··· SUPPLIED PASSAGE
Indeed this seems strange. I will have a look at that as well.

I'll try to look at these tonight, or if I can't by the end of the week.

--
Fabien.


Re: pgsql: Refactor script execution state machine in pgbench.

From
Heikki Linnakangas
Date:
On 09/27/2016 02:25 AM, Tom Lane wrote:
> Fabien COELHO <coelho@cri.ensmp.fr> writes:
>> Could you catch the process to identify the infinite loop?
>
> I think the problem is here (pgbench.c lines 4550ff):
>
>             bool        ready;
>             ...
>             ready = FD_ISSET(sock, &input_mask);
>
> The result of FD_ISSET isn't a bool, it's an int.  I can see in the
> looping process that the backend connection has socket FD 8, and
> I think what is happening is that FD_ISSET is returning 1<<8 and
> that's getting truncated to zero to fit in a bool (char), so that
> the code just below doesn't call doCustom and we never consume the
> waiting result.

Hah, good catch. It's quite a landmine that a macro named "is-something"
doesn't return a boolean. I remember we had issues like this in some
Postgres macros too, and added a "(<macro>) != 0)" into the macro
definition to fix. Of course, FD_ISSET is not in our control, and "bool"
is a Postgres thing anyway, so can't do that here.

> Will fix.

Thanks!

- Heikki



Re: pgsql: Refactor script execution state machine in pgbench.

From
Fabien COELHO
Date:
> Will fix.

Oops, I missed this line... Thanks!

--
Fabien.
······
- [EXERCISE INSTRUCTIONS]
#1 Answer these questions from the pgbench thread:
(a) According to Tom Lane, what type is the result of FD_ISSET?
(b) What socket FD did the backend connection have in the looping process?
(c) In the last message, which line does Fabien say he missed?
#2 Copy word for word from the pgbench thread everything from "Hah, good catch." down to "do that here.".
··· RECORDED DATA
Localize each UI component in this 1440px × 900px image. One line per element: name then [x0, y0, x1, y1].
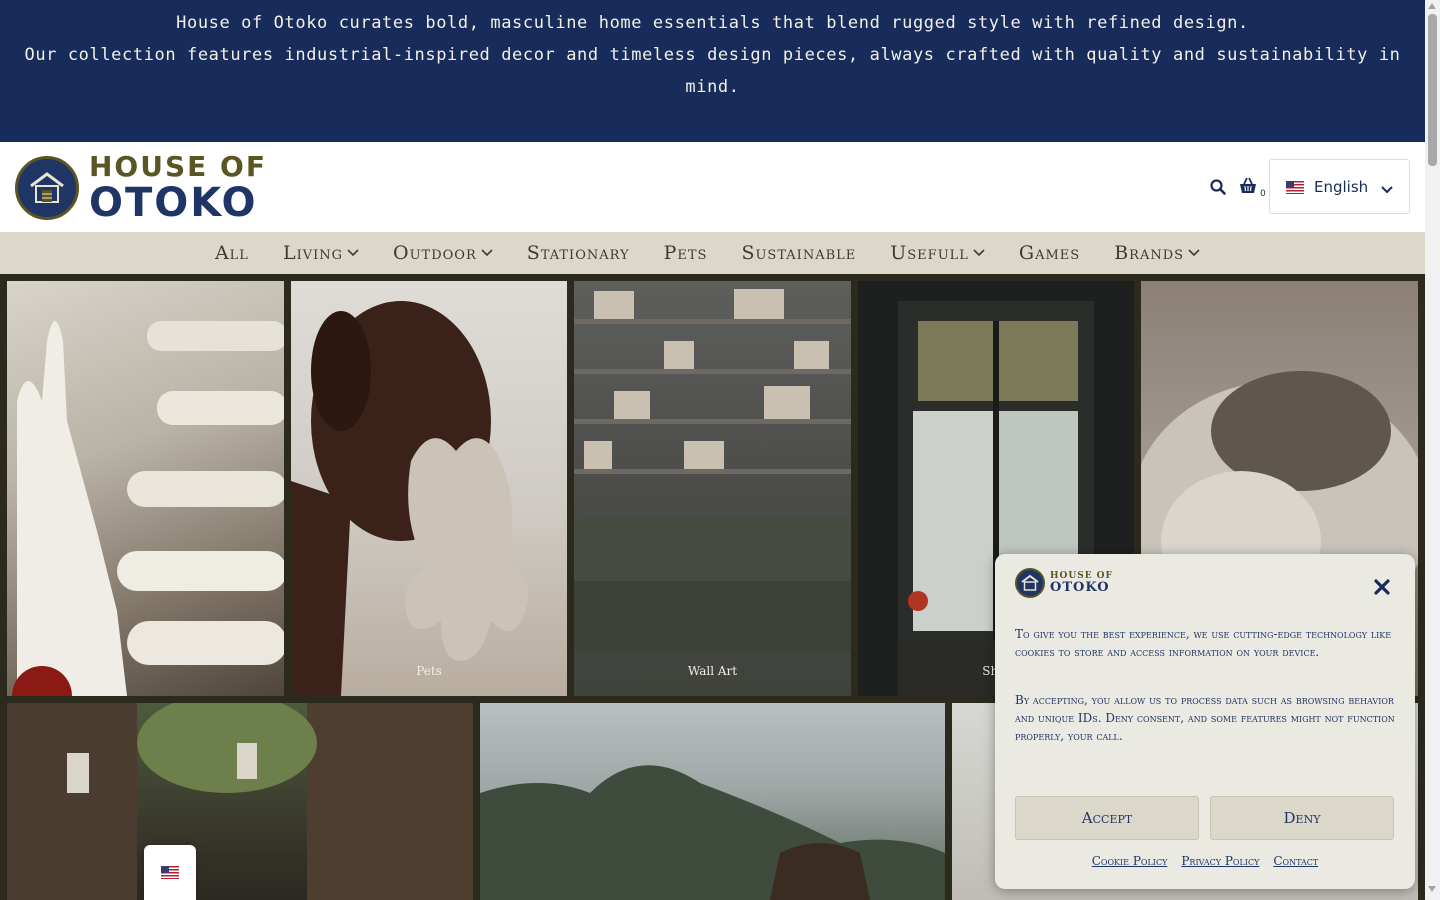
······
- [SOLUTIONS PER TASK]
#1
(a) An int.
(b) FD 8.
(c) "Will fix."

#2
Hah, good catch. It's quite a landmine that a macro named "is-something"
doesn't return a boolean. I remember we had issues like this in some
Postgres macros too, and added a "(<macro>) != 0)" into the macro
definition to fix. Of course, FD_ISSET is not in our control, and "bool"
is a Postgres thing anyway, so can't do that here.